** Exercise aim **
Gather from the listing below each line that includes the word "none", and copy it.

** Material **
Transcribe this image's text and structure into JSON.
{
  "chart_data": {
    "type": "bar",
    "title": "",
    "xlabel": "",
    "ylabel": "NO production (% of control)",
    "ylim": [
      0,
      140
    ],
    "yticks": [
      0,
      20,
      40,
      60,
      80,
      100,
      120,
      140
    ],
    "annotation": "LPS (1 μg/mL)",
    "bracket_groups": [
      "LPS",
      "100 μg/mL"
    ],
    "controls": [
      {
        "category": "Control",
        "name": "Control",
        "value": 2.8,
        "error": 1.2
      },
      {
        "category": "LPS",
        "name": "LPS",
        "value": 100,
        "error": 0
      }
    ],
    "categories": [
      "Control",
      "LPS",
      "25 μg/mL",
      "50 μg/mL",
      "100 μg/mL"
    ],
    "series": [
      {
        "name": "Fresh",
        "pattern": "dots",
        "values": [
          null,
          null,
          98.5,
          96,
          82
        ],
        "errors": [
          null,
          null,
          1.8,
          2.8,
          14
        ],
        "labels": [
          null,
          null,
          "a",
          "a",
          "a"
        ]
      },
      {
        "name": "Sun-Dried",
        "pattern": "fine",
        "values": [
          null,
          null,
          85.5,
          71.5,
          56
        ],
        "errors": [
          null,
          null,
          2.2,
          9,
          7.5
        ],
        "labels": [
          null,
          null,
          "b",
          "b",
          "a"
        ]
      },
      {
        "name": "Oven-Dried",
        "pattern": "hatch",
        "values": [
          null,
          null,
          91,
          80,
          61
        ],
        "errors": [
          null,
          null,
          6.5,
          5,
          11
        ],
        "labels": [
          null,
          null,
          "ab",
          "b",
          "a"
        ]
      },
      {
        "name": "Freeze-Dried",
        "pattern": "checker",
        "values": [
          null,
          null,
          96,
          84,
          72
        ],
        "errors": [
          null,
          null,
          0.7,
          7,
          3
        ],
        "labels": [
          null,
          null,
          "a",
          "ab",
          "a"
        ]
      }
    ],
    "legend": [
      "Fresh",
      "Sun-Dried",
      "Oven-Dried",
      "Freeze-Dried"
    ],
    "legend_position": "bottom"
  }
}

* * *

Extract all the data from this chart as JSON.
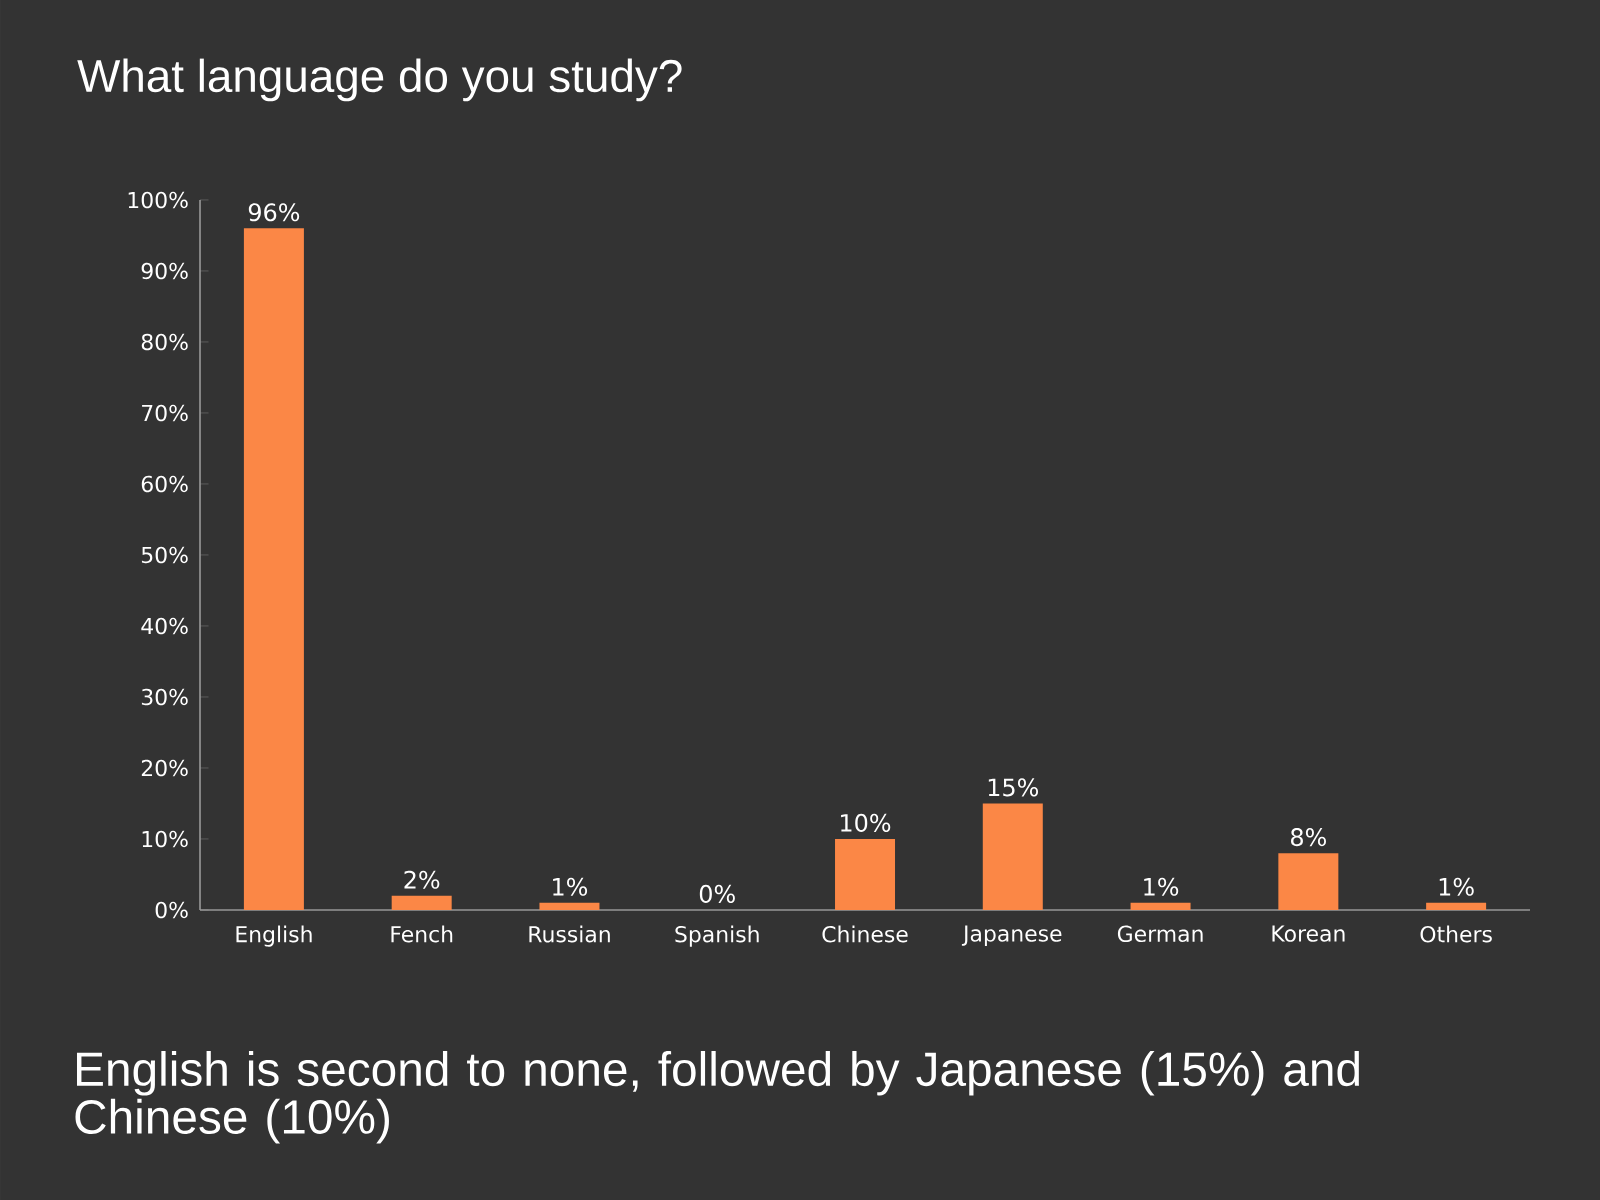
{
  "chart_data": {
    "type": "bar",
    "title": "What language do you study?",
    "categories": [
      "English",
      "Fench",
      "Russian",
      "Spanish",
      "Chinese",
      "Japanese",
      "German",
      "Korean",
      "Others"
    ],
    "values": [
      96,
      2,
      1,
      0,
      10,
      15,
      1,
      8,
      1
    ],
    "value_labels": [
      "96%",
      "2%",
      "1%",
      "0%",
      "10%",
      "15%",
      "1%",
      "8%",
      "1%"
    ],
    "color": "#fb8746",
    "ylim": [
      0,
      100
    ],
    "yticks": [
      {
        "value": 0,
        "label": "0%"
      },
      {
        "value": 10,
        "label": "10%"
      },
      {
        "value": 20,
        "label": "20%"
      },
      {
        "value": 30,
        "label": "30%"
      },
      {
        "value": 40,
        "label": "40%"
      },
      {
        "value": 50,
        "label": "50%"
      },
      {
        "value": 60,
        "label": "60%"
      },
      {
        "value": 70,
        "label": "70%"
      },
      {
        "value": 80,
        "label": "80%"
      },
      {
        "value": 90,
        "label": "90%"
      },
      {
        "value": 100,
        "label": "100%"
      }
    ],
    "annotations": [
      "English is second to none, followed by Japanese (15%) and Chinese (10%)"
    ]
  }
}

==

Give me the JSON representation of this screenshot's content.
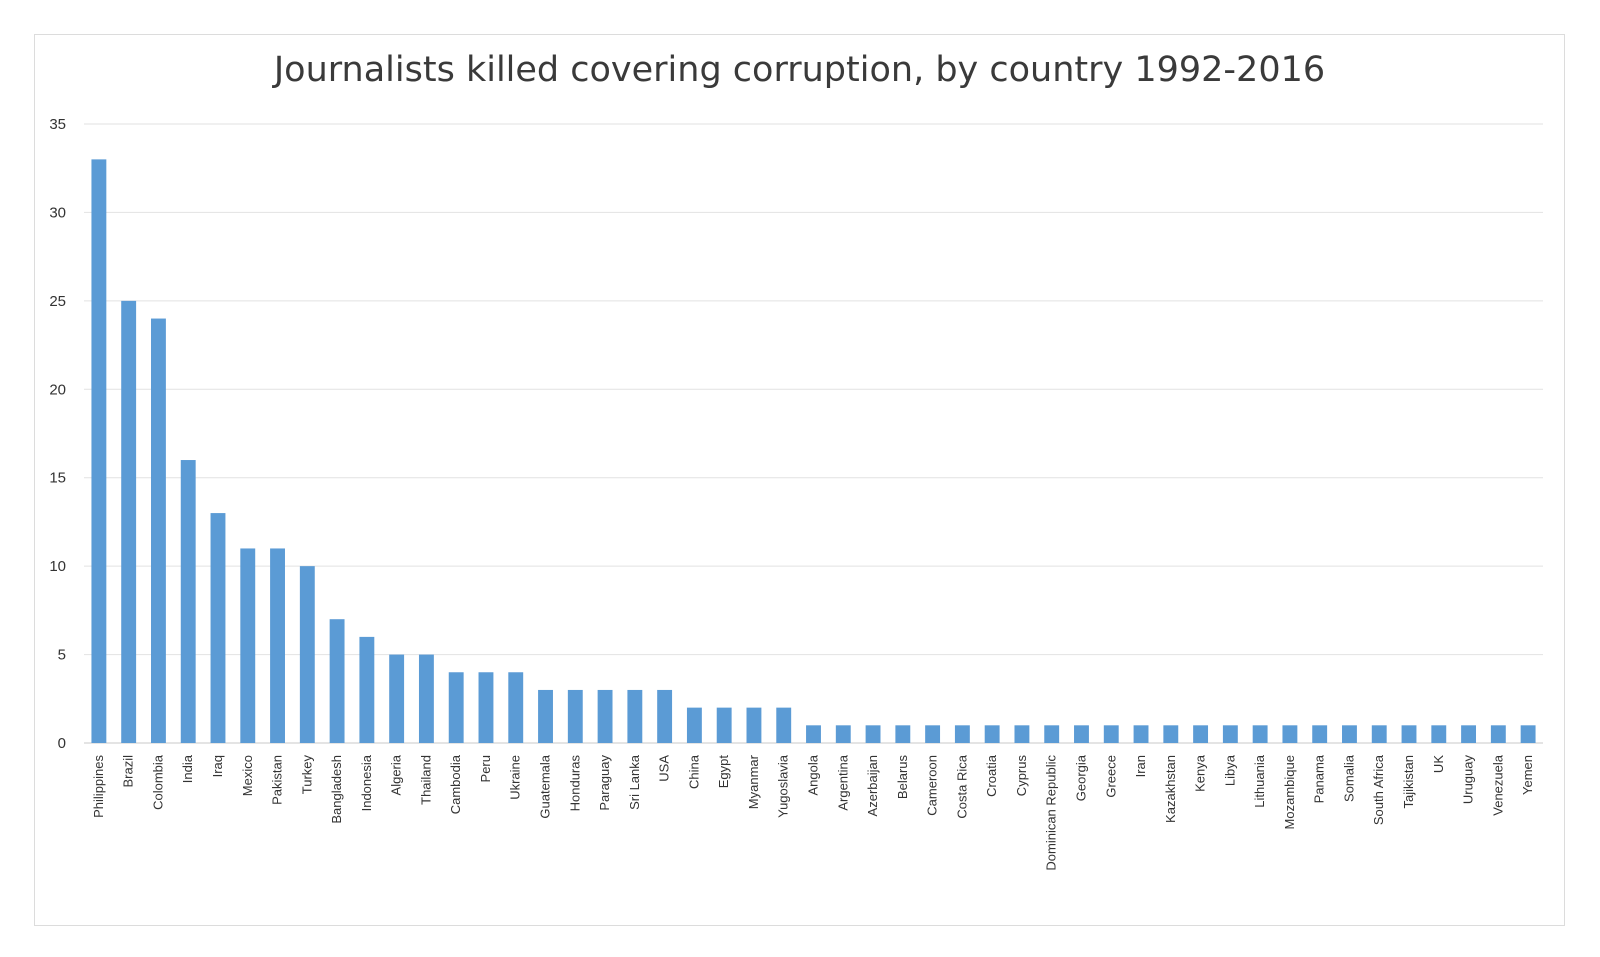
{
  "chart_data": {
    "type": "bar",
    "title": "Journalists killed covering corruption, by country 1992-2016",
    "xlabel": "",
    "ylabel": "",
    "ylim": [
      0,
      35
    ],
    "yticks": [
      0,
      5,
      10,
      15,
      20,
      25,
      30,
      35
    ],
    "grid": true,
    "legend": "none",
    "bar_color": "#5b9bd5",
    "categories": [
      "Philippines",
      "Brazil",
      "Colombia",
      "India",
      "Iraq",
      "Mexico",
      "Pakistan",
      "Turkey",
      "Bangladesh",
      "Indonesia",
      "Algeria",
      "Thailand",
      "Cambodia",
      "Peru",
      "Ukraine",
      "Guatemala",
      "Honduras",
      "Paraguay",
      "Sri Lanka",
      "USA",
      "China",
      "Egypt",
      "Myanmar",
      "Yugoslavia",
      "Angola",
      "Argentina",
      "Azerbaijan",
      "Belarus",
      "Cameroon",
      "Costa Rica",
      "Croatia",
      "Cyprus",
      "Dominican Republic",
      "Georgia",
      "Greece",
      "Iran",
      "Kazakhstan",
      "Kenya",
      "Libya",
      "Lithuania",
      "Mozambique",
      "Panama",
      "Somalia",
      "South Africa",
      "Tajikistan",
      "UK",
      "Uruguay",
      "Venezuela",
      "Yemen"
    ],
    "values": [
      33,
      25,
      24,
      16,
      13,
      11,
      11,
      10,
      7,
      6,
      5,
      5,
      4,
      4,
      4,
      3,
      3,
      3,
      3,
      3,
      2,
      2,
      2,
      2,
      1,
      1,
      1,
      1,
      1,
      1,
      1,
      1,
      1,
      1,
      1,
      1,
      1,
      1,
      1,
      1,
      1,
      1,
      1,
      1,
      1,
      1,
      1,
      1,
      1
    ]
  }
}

** Task response **
      "English is second to none, followed by Japanese (15%) and Chinese (10%)"
    "legend": "none",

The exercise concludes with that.